[Extracted records]

= = = = = = =

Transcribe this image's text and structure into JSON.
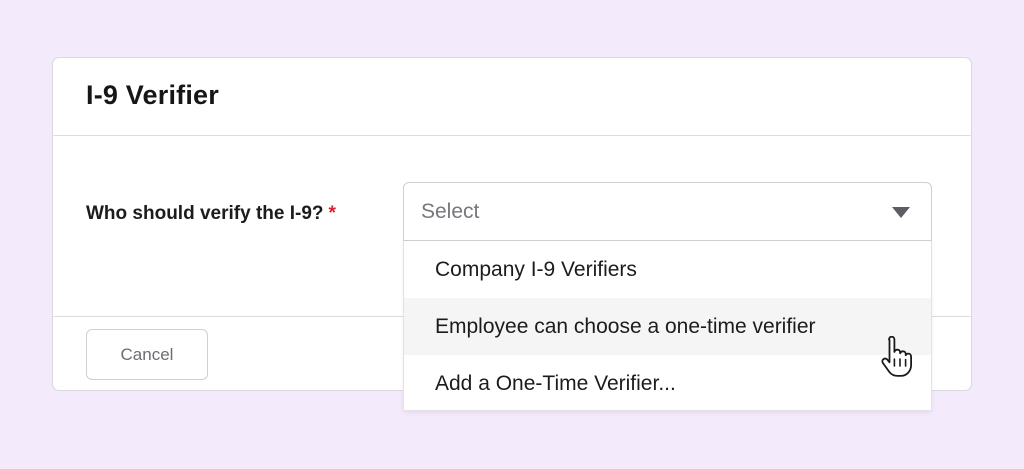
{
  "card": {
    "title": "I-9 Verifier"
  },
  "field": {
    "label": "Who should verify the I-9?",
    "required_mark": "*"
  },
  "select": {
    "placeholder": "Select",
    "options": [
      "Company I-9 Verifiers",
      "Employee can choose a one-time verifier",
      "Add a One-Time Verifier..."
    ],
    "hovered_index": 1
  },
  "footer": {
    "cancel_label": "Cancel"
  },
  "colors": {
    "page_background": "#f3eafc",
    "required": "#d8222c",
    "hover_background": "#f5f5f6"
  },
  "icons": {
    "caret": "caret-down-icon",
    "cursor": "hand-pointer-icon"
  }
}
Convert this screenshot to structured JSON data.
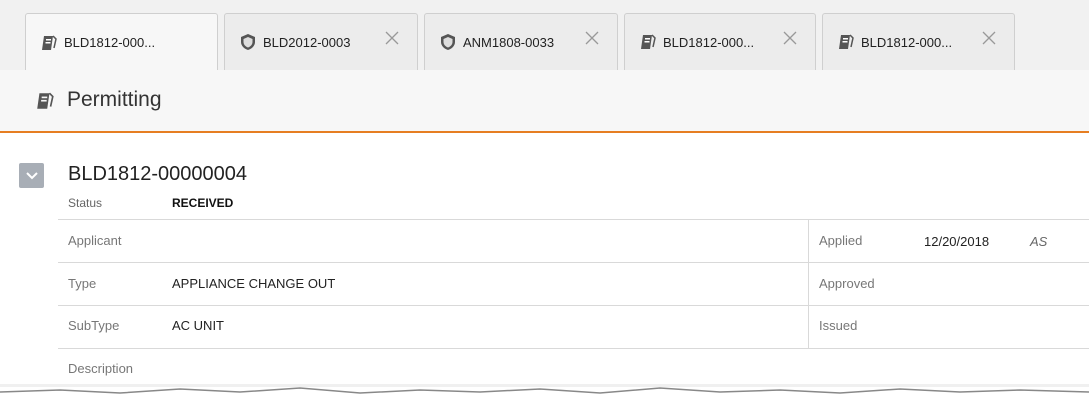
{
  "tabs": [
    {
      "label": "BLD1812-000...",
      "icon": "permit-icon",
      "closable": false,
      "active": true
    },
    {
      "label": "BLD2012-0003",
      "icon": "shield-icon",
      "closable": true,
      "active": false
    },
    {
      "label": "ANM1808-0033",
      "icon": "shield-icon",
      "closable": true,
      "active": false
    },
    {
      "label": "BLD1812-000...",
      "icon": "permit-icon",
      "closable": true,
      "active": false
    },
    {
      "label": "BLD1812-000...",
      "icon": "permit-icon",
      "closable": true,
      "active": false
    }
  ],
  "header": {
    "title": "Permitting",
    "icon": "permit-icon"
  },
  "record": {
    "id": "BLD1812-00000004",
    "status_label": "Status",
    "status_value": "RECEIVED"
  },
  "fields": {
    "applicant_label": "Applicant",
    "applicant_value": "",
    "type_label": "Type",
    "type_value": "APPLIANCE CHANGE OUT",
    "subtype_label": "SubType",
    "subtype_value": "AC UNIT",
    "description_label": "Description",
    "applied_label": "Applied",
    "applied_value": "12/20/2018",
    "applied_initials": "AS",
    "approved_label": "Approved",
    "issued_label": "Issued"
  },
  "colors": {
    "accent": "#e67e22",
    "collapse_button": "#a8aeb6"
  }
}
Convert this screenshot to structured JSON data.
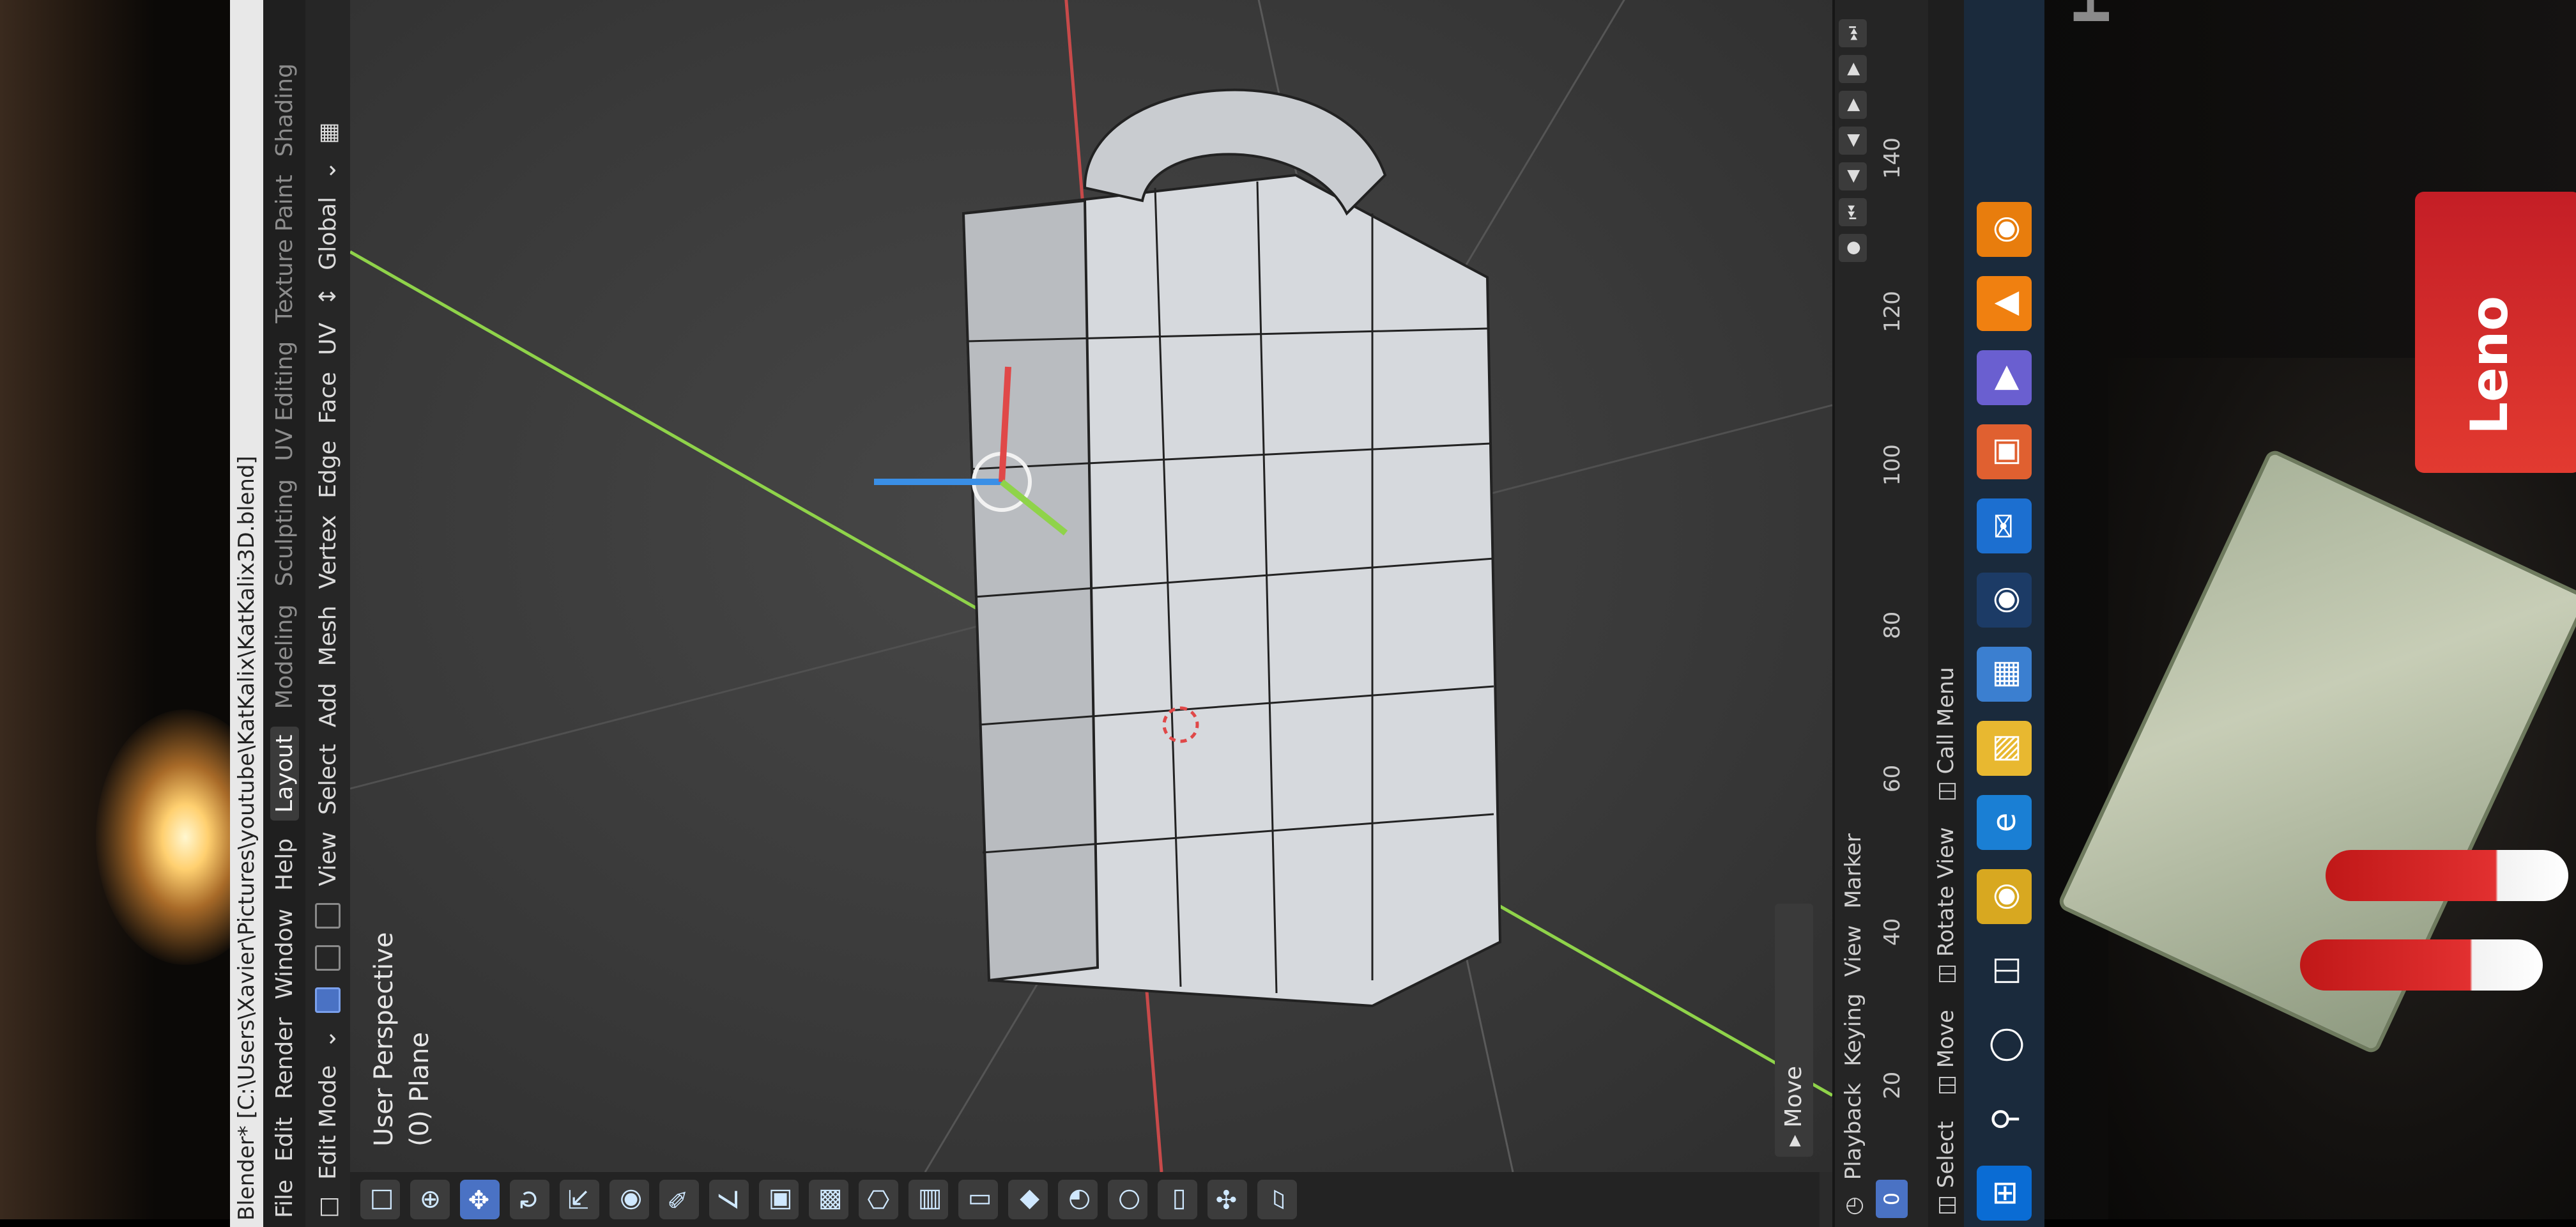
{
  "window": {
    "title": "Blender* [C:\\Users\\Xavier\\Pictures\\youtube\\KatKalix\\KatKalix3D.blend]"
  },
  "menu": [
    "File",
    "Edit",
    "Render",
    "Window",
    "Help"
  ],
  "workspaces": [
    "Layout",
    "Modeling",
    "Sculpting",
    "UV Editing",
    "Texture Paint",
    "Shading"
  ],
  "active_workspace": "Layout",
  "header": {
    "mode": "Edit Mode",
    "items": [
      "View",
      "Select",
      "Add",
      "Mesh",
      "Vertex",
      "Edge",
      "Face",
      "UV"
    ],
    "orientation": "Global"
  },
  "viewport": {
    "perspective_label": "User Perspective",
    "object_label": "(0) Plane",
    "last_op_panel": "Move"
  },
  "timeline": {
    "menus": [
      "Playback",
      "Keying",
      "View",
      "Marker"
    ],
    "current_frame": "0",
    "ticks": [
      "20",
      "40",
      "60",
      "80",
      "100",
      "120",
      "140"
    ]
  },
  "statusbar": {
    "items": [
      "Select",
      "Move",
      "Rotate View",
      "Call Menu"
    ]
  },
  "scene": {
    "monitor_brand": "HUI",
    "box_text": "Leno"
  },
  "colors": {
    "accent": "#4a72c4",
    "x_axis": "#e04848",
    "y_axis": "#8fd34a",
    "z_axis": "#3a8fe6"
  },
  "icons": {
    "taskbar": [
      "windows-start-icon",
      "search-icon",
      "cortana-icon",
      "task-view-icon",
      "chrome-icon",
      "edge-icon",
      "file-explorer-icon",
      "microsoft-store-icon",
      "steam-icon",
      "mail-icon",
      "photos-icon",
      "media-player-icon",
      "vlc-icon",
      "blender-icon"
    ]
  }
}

= = = = = = =

- _Written exercise_
Go through the entries above and pull out each line with "title" in it.

- _Response below_
    "title": "I-9 Verifier"
    "title": "Permitting",
    "title": "Blender* [C:\\Users\\Xavier\\Pictures\\youtube\\KatKalix\\KatKalix3D.blend]"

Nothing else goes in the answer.